Task objective:
From the material below, list every line containing "this".

--- Begin ---

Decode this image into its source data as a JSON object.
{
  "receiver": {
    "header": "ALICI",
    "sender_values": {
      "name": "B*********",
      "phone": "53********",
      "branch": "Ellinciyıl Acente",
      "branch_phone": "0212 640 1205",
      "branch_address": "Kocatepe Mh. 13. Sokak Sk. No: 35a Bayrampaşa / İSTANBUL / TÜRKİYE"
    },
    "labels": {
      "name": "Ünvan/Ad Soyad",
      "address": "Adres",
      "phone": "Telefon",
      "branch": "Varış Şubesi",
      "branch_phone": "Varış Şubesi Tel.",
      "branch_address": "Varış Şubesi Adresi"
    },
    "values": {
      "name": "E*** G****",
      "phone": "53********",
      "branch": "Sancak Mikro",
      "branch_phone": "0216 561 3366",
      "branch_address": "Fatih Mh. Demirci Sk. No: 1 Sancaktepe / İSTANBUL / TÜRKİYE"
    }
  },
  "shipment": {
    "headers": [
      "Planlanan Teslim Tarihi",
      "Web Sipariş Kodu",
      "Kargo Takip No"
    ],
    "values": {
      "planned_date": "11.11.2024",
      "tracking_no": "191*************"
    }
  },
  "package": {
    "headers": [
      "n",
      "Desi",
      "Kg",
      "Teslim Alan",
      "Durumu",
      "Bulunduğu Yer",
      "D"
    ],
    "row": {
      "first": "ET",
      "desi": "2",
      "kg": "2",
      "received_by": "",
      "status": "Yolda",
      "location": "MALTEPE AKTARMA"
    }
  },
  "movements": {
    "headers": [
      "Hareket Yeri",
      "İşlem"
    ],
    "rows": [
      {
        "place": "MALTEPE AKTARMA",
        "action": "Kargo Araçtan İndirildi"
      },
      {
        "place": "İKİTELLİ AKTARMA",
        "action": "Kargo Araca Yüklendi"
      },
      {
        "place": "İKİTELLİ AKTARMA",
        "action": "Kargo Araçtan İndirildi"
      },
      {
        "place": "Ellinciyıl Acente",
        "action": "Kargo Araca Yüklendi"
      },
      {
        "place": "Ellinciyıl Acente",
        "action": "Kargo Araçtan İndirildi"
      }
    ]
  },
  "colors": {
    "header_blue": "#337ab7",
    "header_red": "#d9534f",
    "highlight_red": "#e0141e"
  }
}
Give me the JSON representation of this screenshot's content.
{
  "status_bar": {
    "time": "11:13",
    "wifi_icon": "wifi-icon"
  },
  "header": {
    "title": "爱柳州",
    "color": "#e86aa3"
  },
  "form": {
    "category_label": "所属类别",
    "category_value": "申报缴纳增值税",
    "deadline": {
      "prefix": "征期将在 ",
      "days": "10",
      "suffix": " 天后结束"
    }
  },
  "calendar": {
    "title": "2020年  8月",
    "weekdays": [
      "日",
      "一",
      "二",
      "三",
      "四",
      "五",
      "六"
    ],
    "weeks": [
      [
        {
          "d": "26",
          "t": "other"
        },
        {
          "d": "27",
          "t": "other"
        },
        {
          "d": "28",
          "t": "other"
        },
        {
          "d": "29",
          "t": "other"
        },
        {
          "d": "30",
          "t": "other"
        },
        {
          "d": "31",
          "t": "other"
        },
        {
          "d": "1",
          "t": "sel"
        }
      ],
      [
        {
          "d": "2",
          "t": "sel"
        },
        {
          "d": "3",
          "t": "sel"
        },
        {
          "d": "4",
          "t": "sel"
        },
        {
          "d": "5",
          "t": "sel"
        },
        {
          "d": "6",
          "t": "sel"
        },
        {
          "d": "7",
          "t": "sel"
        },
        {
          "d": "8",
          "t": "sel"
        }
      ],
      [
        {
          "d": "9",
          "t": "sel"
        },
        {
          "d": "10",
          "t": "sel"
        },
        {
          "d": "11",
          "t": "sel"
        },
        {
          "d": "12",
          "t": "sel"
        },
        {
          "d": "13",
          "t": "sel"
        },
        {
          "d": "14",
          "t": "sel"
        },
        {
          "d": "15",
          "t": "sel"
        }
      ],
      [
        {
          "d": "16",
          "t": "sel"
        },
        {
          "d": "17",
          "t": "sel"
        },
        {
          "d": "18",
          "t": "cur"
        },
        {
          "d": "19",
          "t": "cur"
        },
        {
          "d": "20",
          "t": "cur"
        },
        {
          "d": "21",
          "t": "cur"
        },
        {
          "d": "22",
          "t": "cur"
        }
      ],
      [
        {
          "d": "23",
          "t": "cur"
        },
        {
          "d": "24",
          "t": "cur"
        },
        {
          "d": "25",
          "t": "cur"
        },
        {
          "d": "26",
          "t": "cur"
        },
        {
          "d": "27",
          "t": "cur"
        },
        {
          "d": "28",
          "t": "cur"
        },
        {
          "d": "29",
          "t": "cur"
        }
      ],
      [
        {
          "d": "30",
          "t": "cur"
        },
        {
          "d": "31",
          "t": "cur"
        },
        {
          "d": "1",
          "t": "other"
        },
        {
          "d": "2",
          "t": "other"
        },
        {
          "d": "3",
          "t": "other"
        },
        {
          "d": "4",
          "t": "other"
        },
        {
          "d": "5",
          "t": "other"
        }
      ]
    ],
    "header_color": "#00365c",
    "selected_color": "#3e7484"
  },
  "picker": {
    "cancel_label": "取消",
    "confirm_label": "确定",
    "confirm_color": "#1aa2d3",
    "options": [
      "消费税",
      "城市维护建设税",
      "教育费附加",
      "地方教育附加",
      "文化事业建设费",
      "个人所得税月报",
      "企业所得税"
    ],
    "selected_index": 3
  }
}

--- End ---

The completed task:
Decode this image into its source data as a JSON object.
Give me the JSON representation of this screenshot's content.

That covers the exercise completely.